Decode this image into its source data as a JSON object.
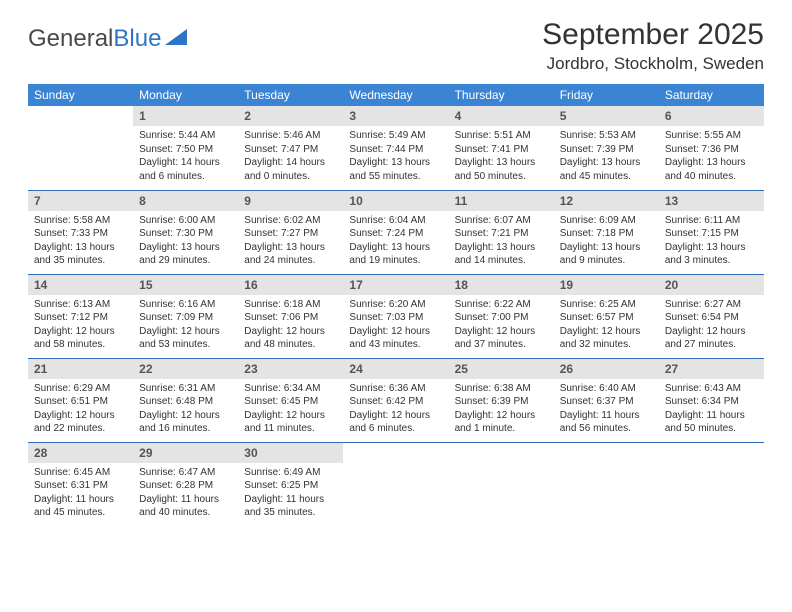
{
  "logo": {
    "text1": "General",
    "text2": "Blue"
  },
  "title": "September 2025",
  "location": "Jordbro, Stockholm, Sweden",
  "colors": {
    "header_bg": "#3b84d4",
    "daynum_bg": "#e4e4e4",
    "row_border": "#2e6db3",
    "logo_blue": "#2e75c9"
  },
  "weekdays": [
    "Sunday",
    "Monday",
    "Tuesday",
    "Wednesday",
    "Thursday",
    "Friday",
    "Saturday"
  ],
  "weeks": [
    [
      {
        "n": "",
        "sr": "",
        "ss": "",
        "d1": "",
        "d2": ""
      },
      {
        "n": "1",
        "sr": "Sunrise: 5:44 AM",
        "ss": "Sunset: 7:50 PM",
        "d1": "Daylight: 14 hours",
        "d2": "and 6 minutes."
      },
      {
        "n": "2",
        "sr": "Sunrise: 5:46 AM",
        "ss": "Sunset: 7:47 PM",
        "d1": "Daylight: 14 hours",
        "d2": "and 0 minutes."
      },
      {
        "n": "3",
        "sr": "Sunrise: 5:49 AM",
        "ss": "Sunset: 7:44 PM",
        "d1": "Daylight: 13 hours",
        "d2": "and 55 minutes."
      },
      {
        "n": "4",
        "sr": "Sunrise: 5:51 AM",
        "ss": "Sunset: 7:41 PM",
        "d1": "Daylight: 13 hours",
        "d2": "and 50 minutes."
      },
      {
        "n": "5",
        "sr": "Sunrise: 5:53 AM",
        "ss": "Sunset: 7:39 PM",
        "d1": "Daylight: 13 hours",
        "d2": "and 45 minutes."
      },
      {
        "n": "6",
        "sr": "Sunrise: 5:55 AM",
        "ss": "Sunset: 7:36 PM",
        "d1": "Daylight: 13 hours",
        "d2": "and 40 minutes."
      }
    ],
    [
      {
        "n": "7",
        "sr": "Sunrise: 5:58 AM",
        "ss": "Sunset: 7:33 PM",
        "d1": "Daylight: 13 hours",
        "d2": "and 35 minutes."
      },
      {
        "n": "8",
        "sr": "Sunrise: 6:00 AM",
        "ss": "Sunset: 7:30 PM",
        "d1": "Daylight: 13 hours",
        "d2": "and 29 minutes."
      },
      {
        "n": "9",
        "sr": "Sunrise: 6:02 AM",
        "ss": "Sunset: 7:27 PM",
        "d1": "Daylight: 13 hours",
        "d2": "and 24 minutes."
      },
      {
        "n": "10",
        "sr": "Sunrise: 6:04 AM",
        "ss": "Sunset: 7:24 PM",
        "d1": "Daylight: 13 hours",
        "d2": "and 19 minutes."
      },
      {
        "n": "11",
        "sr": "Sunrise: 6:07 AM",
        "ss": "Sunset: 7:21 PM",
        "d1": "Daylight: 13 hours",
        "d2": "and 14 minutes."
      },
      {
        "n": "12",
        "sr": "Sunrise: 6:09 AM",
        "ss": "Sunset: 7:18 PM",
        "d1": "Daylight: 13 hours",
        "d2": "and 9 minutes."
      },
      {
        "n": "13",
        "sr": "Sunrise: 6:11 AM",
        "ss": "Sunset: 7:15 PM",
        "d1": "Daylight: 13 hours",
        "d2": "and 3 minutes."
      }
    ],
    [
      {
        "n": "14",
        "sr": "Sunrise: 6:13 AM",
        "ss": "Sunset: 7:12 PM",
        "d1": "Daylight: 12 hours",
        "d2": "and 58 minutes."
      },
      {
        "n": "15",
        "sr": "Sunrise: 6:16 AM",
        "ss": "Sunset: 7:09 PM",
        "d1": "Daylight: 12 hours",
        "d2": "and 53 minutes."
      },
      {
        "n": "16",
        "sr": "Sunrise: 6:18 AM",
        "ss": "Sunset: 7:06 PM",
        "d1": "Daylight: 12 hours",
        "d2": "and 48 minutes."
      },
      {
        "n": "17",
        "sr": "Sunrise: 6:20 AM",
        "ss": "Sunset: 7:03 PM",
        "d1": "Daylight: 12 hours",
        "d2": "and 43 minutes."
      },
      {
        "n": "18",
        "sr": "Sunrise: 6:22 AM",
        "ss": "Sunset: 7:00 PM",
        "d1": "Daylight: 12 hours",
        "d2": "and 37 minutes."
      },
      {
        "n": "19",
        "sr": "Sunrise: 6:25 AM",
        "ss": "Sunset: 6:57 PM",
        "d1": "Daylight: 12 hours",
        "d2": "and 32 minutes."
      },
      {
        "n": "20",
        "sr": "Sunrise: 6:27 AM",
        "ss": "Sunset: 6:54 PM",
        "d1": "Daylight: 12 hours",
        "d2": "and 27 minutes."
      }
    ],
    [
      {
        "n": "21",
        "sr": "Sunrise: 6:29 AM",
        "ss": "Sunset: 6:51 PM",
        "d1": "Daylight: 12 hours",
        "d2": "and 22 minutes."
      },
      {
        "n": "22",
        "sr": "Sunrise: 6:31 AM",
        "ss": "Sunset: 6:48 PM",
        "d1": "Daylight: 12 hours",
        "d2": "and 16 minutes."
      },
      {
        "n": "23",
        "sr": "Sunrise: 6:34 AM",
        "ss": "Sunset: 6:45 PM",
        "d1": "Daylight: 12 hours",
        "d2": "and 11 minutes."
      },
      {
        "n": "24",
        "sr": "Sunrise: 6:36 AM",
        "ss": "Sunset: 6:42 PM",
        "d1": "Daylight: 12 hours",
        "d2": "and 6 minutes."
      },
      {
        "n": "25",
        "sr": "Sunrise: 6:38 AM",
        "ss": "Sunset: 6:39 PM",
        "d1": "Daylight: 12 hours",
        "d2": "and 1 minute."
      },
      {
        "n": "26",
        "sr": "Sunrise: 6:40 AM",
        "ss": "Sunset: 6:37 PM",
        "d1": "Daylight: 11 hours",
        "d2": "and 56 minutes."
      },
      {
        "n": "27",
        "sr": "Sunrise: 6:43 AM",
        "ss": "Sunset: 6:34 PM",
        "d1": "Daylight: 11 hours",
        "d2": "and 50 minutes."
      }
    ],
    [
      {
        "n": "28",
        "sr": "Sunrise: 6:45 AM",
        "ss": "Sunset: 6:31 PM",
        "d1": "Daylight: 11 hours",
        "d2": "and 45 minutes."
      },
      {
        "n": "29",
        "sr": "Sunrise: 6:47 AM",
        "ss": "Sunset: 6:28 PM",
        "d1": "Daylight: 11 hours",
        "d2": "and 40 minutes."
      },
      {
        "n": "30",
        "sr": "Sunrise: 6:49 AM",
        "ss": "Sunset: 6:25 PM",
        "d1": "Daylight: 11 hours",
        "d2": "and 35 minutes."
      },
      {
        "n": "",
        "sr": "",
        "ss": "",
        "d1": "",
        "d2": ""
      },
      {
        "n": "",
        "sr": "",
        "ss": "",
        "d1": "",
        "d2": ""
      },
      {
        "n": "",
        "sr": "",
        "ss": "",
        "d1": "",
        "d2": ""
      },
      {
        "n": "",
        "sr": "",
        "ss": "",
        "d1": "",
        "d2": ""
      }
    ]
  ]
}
***
All preceding records should be duplicated verbatim, images excepted.

RESPONSE TO THE EXERCISE →
Decode this image into its source data as a JSON object.
{
  "logo": {
    "text1": "General",
    "text2": "Blue"
  },
  "title": "September 2025",
  "location": "Jordbro, Stockholm, Sweden",
  "colors": {
    "header_bg": "#3b84d4",
    "daynum_bg": "#e4e4e4",
    "row_border": "#2e6db3",
    "logo_blue": "#2e75c9"
  },
  "weekdays": [
    "Sunday",
    "Monday",
    "Tuesday",
    "Wednesday",
    "Thursday",
    "Friday",
    "Saturday"
  ],
  "weeks": [
    [
      {
        "n": "",
        "sr": "",
        "ss": "",
        "d1": "",
        "d2": ""
      },
      {
        "n": "1",
        "sr": "Sunrise: 5:44 AM",
        "ss": "Sunset: 7:50 PM",
        "d1": "Daylight: 14 hours",
        "d2": "and 6 minutes."
      },
      {
        "n": "2",
        "sr": "Sunrise: 5:46 AM",
        "ss": "Sunset: 7:47 PM",
        "d1": "Daylight: 14 hours",
        "d2": "and 0 minutes."
      },
      {
        "n": "3",
        "sr": "Sunrise: 5:49 AM",
        "ss": "Sunset: 7:44 PM",
        "d1": "Daylight: 13 hours",
        "d2": "and 55 minutes."
      },
      {
        "n": "4",
        "sr": "Sunrise: 5:51 AM",
        "ss": "Sunset: 7:41 PM",
        "d1": "Daylight: 13 hours",
        "d2": "and 50 minutes."
      },
      {
        "n": "5",
        "sr": "Sunrise: 5:53 AM",
        "ss": "Sunset: 7:39 PM",
        "d1": "Daylight: 13 hours",
        "d2": "and 45 minutes."
      },
      {
        "n": "6",
        "sr": "Sunrise: 5:55 AM",
        "ss": "Sunset: 7:36 PM",
        "d1": "Daylight: 13 hours",
        "d2": "and 40 minutes."
      }
    ],
    [
      {
        "n": "7",
        "sr": "Sunrise: 5:58 AM",
        "ss": "Sunset: 7:33 PM",
        "d1": "Daylight: 13 hours",
        "d2": "and 35 minutes."
      },
      {
        "n": "8",
        "sr": "Sunrise: 6:00 AM",
        "ss": "Sunset: 7:30 PM",
        "d1": "Daylight: 13 hours",
        "d2": "and 29 minutes."
      },
      {
        "n": "9",
        "sr": "Sunrise: 6:02 AM",
        "ss": "Sunset: 7:27 PM",
        "d1": "Daylight: 13 hours",
        "d2": "and 24 minutes."
      },
      {
        "n": "10",
        "sr": "Sunrise: 6:04 AM",
        "ss": "Sunset: 7:24 PM",
        "d1": "Daylight: 13 hours",
        "d2": "and 19 minutes."
      },
      {
        "n": "11",
        "sr": "Sunrise: 6:07 AM",
        "ss": "Sunset: 7:21 PM",
        "d1": "Daylight: 13 hours",
        "d2": "and 14 minutes."
      },
      {
        "n": "12",
        "sr": "Sunrise: 6:09 AM",
        "ss": "Sunset: 7:18 PM",
        "d1": "Daylight: 13 hours",
        "d2": "and 9 minutes."
      },
      {
        "n": "13",
        "sr": "Sunrise: 6:11 AM",
        "ss": "Sunset: 7:15 PM",
        "d1": "Daylight: 13 hours",
        "d2": "and 3 minutes."
      }
    ],
    [
      {
        "n": "14",
        "sr": "Sunrise: 6:13 AM",
        "ss": "Sunset: 7:12 PM",
        "d1": "Daylight: 12 hours",
        "d2": "and 58 minutes."
      },
      {
        "n": "15",
        "sr": "Sunrise: 6:16 AM",
        "ss": "Sunset: 7:09 PM",
        "d1": "Daylight: 12 hours",
        "d2": "and 53 minutes."
      },
      {
        "n": "16",
        "sr": "Sunrise: 6:18 AM",
        "ss": "Sunset: 7:06 PM",
        "d1": "Daylight: 12 hours",
        "d2": "and 48 minutes."
      },
      {
        "n": "17",
        "sr": "Sunrise: 6:20 AM",
        "ss": "Sunset: 7:03 PM",
        "d1": "Daylight: 12 hours",
        "d2": "and 43 minutes."
      },
      {
        "n": "18",
        "sr": "Sunrise: 6:22 AM",
        "ss": "Sunset: 7:00 PM",
        "d1": "Daylight: 12 hours",
        "d2": "and 37 minutes."
      },
      {
        "n": "19",
        "sr": "Sunrise: 6:25 AM",
        "ss": "Sunset: 6:57 PM",
        "d1": "Daylight: 12 hours",
        "d2": "and 32 minutes."
      },
      {
        "n": "20",
        "sr": "Sunrise: 6:27 AM",
        "ss": "Sunset: 6:54 PM",
        "d1": "Daylight: 12 hours",
        "d2": "and 27 minutes."
      }
    ],
    [
      {
        "n": "21",
        "sr": "Sunrise: 6:29 AM",
        "ss": "Sunset: 6:51 PM",
        "d1": "Daylight: 12 hours",
        "d2": "and 22 minutes."
      },
      {
        "n": "22",
        "sr": "Sunrise: 6:31 AM",
        "ss": "Sunset: 6:48 PM",
        "d1": "Daylight: 12 hours",
        "d2": "and 16 minutes."
      },
      {
        "n": "23",
        "sr": "Sunrise: 6:34 AM",
        "ss": "Sunset: 6:45 PM",
        "d1": "Daylight: 12 hours",
        "d2": "and 11 minutes."
      },
      {
        "n": "24",
        "sr": "Sunrise: 6:36 AM",
        "ss": "Sunset: 6:42 PM",
        "d1": "Daylight: 12 hours",
        "d2": "and 6 minutes."
      },
      {
        "n": "25",
        "sr": "Sunrise: 6:38 AM",
        "ss": "Sunset: 6:39 PM",
        "d1": "Daylight: 12 hours",
        "d2": "and 1 minute."
      },
      {
        "n": "26",
        "sr": "Sunrise: 6:40 AM",
        "ss": "Sunset: 6:37 PM",
        "d1": "Daylight: 11 hours",
        "d2": "and 56 minutes."
      },
      {
        "n": "27",
        "sr": "Sunrise: 6:43 AM",
        "ss": "Sunset: 6:34 PM",
        "d1": "Daylight: 11 hours",
        "d2": "and 50 minutes."
      }
    ],
    [
      {
        "n": "28",
        "sr": "Sunrise: 6:45 AM",
        "ss": "Sunset: 6:31 PM",
        "d1": "Daylight: 11 hours",
        "d2": "and 45 minutes."
      },
      {
        "n": "29",
        "sr": "Sunrise: 6:47 AM",
        "ss": "Sunset: 6:28 PM",
        "d1": "Daylight: 11 hours",
        "d2": "and 40 minutes."
      },
      {
        "n": "30",
        "sr": "Sunrise: 6:49 AM",
        "ss": "Sunset: 6:25 PM",
        "d1": "Daylight: 11 hours",
        "d2": "and 35 minutes."
      },
      {
        "n": "",
        "sr": "",
        "ss": "",
        "d1": "",
        "d2": ""
      },
      {
        "n": "",
        "sr": "",
        "ss": "",
        "d1": "",
        "d2": ""
      },
      {
        "n": "",
        "sr": "",
        "ss": "",
        "d1": "",
        "d2": ""
      },
      {
        "n": "",
        "sr": "",
        "ss": "",
        "d1": "",
        "d2": ""
      }
    ]
  ]
}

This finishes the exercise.